* Start Given records *

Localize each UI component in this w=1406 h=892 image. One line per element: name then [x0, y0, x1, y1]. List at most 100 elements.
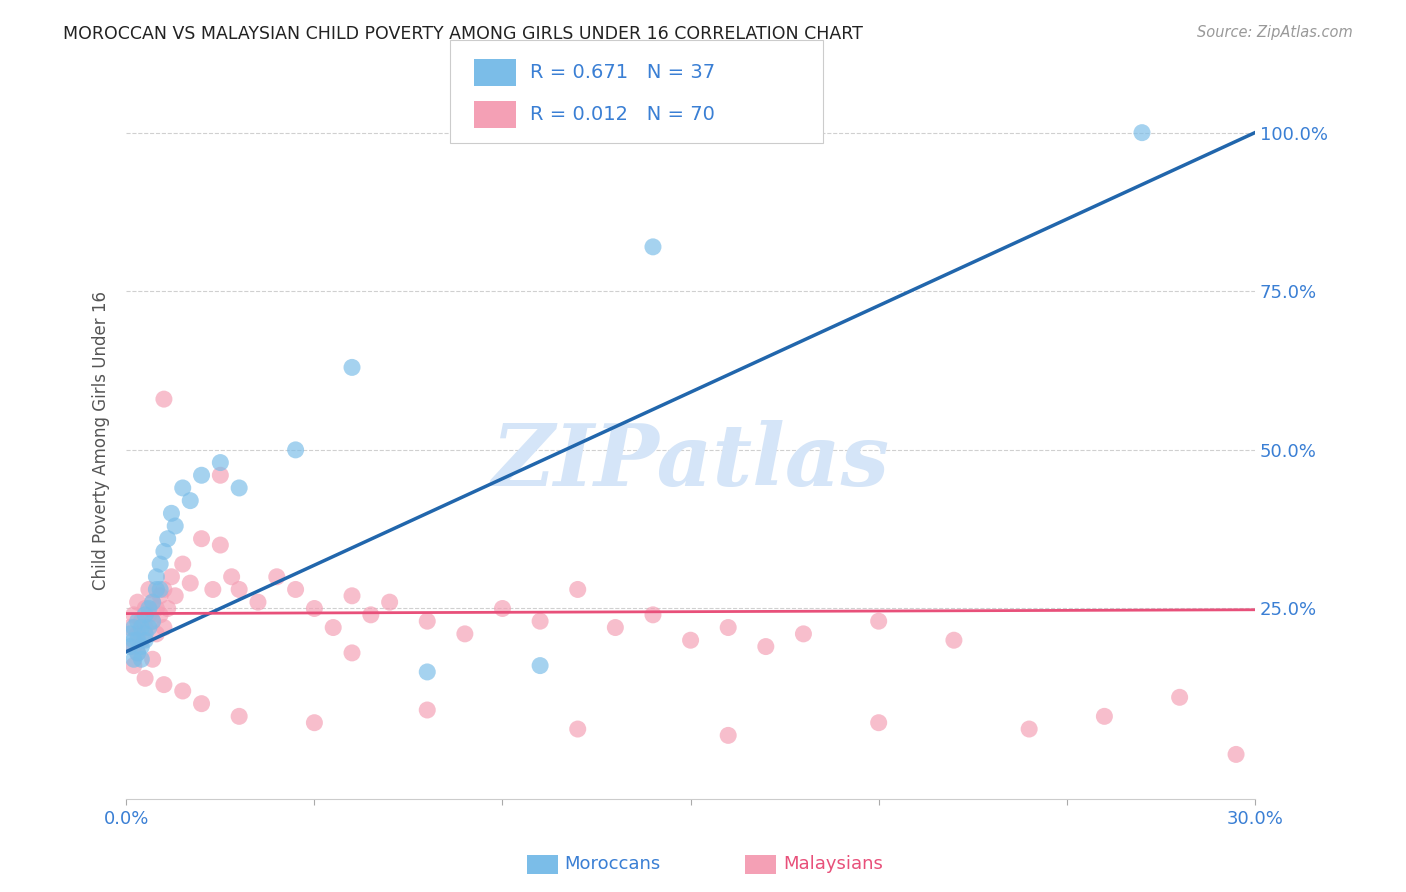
Point	[190, 532, 212, 546]
Point	[127, 627, 149, 641]
Point	[131, 621, 153, 635]
Point	[172, 684, 194, 698]
Point	[127, 633, 149, 648]
Point	[567, 582, 589, 597]
Point	[142, 614, 165, 628]
Point	[165, 589, 187, 603]
Point	[1130, 126, 1153, 140]
Point	[179, 576, 201, 591]
Text: ZIPatlas: ZIPatlas	[492, 420, 890, 504]
Point	[868, 614, 890, 628]
Point	[209, 456, 232, 470]
Point	[1092, 709, 1115, 723]
Point	[142, 595, 165, 609]
Point	[122, 640, 145, 654]
Point	[868, 715, 890, 730]
Point	[160, 570, 183, 584]
Point	[153, 582, 176, 597]
Point	[138, 601, 160, 615]
Point	[717, 621, 740, 635]
Point	[1225, 747, 1247, 762]
Point	[605, 621, 627, 635]
Point	[529, 614, 551, 628]
Point	[201, 582, 224, 597]
Point	[127, 646, 149, 660]
Point	[340, 360, 363, 375]
Point	[122, 607, 145, 622]
Point	[792, 627, 814, 641]
Point	[156, 532, 179, 546]
Point	[127, 595, 149, 609]
Text: R = 0.012   N = 70: R = 0.012 N = 70	[530, 105, 714, 124]
Point	[454, 627, 477, 641]
Point	[416, 665, 439, 679]
Point	[131, 614, 153, 628]
Point	[284, 442, 307, 457]
Point	[304, 601, 326, 615]
Point	[142, 652, 165, 666]
Point	[179, 493, 201, 508]
Point	[134, 633, 156, 648]
Point	[122, 633, 145, 648]
Point	[284, 582, 307, 597]
Point	[228, 481, 250, 495]
Point	[190, 697, 212, 711]
Point	[149, 557, 172, 571]
Point	[1018, 722, 1040, 736]
Point	[138, 582, 160, 597]
Point	[340, 646, 363, 660]
Point	[120, 627, 142, 641]
Point	[165, 519, 187, 533]
Point	[266, 570, 288, 584]
Point	[134, 601, 156, 615]
Point	[149, 589, 172, 603]
Point	[131, 633, 153, 648]
Point	[120, 640, 142, 654]
Text: MOROCCAN VS MALAYSIAN CHILD POVERTY AMONG GIRLS UNDER 16 CORRELATION CHART: MOROCCAN VS MALAYSIAN CHILD POVERTY AMON…	[63, 25, 863, 43]
Point	[127, 614, 149, 628]
Point	[131, 640, 153, 654]
Text: Moroccans: Moroccans	[564, 855, 659, 873]
Point	[122, 621, 145, 635]
Point	[172, 481, 194, 495]
Point	[134, 607, 156, 622]
Point	[122, 658, 145, 673]
Point	[138, 621, 160, 635]
Point	[172, 557, 194, 571]
Point	[246, 595, 269, 609]
Point	[641, 240, 664, 254]
Text: R = 0.671   N = 37: R = 0.671 N = 37	[530, 63, 716, 82]
Point	[491, 601, 513, 615]
Point	[190, 468, 212, 483]
Point	[567, 722, 589, 736]
Point	[145, 582, 167, 597]
Point	[228, 709, 250, 723]
Point	[153, 392, 176, 406]
Point	[360, 607, 382, 622]
Point	[134, 627, 156, 641]
Point	[153, 621, 176, 635]
Point	[322, 621, 344, 635]
Point	[221, 570, 243, 584]
Point	[156, 601, 179, 615]
Point	[378, 595, 401, 609]
Point	[145, 570, 167, 584]
Point	[142, 595, 165, 609]
Point	[153, 544, 176, 558]
Point	[142, 614, 165, 628]
Point	[679, 633, 702, 648]
Y-axis label: Child Poverty Among Girls Under 16: Child Poverty Among Girls Under 16	[93, 291, 110, 590]
Point	[416, 614, 439, 628]
Point	[134, 671, 156, 685]
Point	[138, 607, 160, 622]
Point	[127, 646, 149, 660]
Point	[149, 582, 172, 597]
Point	[942, 633, 965, 648]
Point	[340, 589, 363, 603]
Text: Source: ZipAtlas.com: Source: ZipAtlas.com	[1197, 25, 1353, 40]
Point	[122, 652, 145, 666]
Point	[717, 728, 740, 742]
Point	[153, 678, 176, 692]
Point	[131, 652, 153, 666]
Point	[149, 607, 172, 622]
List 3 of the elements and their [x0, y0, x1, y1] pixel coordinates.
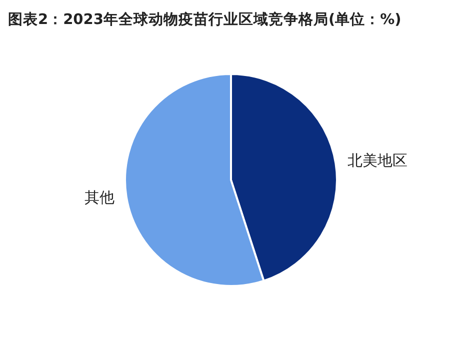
slice-label: 北美地区: [348, 151, 408, 170]
slice-label: 其他: [84, 188, 114, 206]
chart-title: 图表2：2023年全球动物疫苗行业区域竞争格局(单位：%): [8, 10, 402, 29]
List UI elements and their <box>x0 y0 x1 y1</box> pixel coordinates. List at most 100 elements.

* End Given records *

** The problem **
Print every line of the items above with no changes, leaving out the pictures.

** The result **
Localize each UI component in this w=1406 h=892 image. One line per element: name then [x0, y0, x1, y1]. List at most 100 elements.
Point	[190, 532, 212, 546]
Point	[127, 627, 149, 641]
Point	[131, 621, 153, 635]
Point	[172, 684, 194, 698]
Point	[127, 633, 149, 648]
Point	[567, 582, 589, 597]
Point	[142, 614, 165, 628]
Point	[165, 589, 187, 603]
Point	[1130, 126, 1153, 140]
Point	[179, 576, 201, 591]
Text: ZIPatlas: ZIPatlas	[492, 420, 890, 504]
Point	[868, 614, 890, 628]
Point	[209, 456, 232, 470]
Point	[1092, 709, 1115, 723]
Point	[142, 595, 165, 609]
Point	[122, 640, 145, 654]
Point	[868, 715, 890, 730]
Point	[160, 570, 183, 584]
Point	[153, 582, 176, 597]
Point	[138, 601, 160, 615]
Point	[717, 621, 740, 635]
Point	[1225, 747, 1247, 762]
Point	[605, 621, 627, 635]
Point	[529, 614, 551, 628]
Point	[201, 582, 224, 597]
Point	[127, 646, 149, 660]
Point	[340, 360, 363, 375]
Point	[122, 607, 145, 622]
Point	[792, 627, 814, 641]
Point	[156, 532, 179, 546]
Point	[127, 595, 149, 609]
Text: R = 0.012   N = 70: R = 0.012 N = 70	[530, 105, 714, 124]
Point	[454, 627, 477, 641]
Point	[416, 665, 439, 679]
Point	[131, 614, 153, 628]
Point	[284, 442, 307, 457]
Point	[304, 601, 326, 615]
Point	[142, 652, 165, 666]
Point	[179, 493, 201, 508]
Point	[134, 633, 156, 648]
Point	[122, 633, 145, 648]
Point	[284, 582, 307, 597]
Point	[228, 481, 250, 495]
Point	[190, 697, 212, 711]
Point	[149, 557, 172, 571]
Point	[1018, 722, 1040, 736]
Point	[138, 582, 160, 597]
Point	[340, 646, 363, 660]
Point	[120, 627, 142, 641]
Point	[165, 519, 187, 533]
Point	[266, 570, 288, 584]
Point	[134, 601, 156, 615]
Point	[149, 589, 172, 603]
Point	[131, 633, 153, 648]
Point	[120, 640, 142, 654]
Text: MOROCCAN VS MALAYSIAN CHILD POVERTY AMONG GIRLS UNDER 16 CORRELATION CHART: MOROCCAN VS MALAYSIAN CHILD POVERTY AMON…	[63, 25, 863, 43]
Point	[127, 614, 149, 628]
Point	[131, 640, 153, 654]
Text: Moroccans: Moroccans	[564, 855, 659, 873]
Point	[122, 621, 145, 635]
Point	[172, 481, 194, 495]
Point	[134, 607, 156, 622]
Point	[122, 658, 145, 673]
Point	[138, 621, 160, 635]
Point	[172, 557, 194, 571]
Point	[246, 595, 269, 609]
Point	[641, 240, 664, 254]
Text: R = 0.671   N = 37: R = 0.671 N = 37	[530, 63, 716, 82]
Point	[491, 601, 513, 615]
Point	[190, 468, 212, 483]
Point	[567, 722, 589, 736]
Point	[145, 582, 167, 597]
Point	[228, 709, 250, 723]
Point	[153, 392, 176, 406]
Point	[360, 607, 382, 622]
Point	[134, 627, 156, 641]
Point	[153, 621, 176, 635]
Point	[322, 621, 344, 635]
Point	[221, 570, 243, 584]
Point	[156, 601, 179, 615]
Point	[378, 595, 401, 609]
Point	[145, 570, 167, 584]
Point	[142, 595, 165, 609]
Point	[153, 544, 176, 558]
Point	[142, 614, 165, 628]
Point	[679, 633, 702, 648]
Y-axis label: Child Poverty Among Girls Under 16: Child Poverty Among Girls Under 16	[93, 291, 110, 590]
Point	[416, 614, 439, 628]
Point	[134, 671, 156, 685]
Point	[138, 607, 160, 622]
Point	[127, 646, 149, 660]
Point	[149, 582, 172, 597]
Point	[942, 633, 965, 648]
Point	[340, 589, 363, 603]
Text: Source: ZipAtlas.com: Source: ZipAtlas.com	[1197, 25, 1353, 40]
Point	[122, 652, 145, 666]
Point	[717, 728, 740, 742]
Point	[153, 678, 176, 692]
Point	[131, 652, 153, 666]
Point	[149, 607, 172, 622]
List 3 of the elements and their [x0, y0, x1, y1] pixel coordinates.
slice-label: 北美地区: [348, 151, 408, 170]
slice-label: 其他: [84, 188, 114, 206]
chart-title: 图表2：2023年全球动物疫苗行业区域竞争格局(单位：%): [8, 10, 402, 29]
List UI elements and their <box>x0 y0 x1 y1</box> pixel coordinates. List at most 100 elements.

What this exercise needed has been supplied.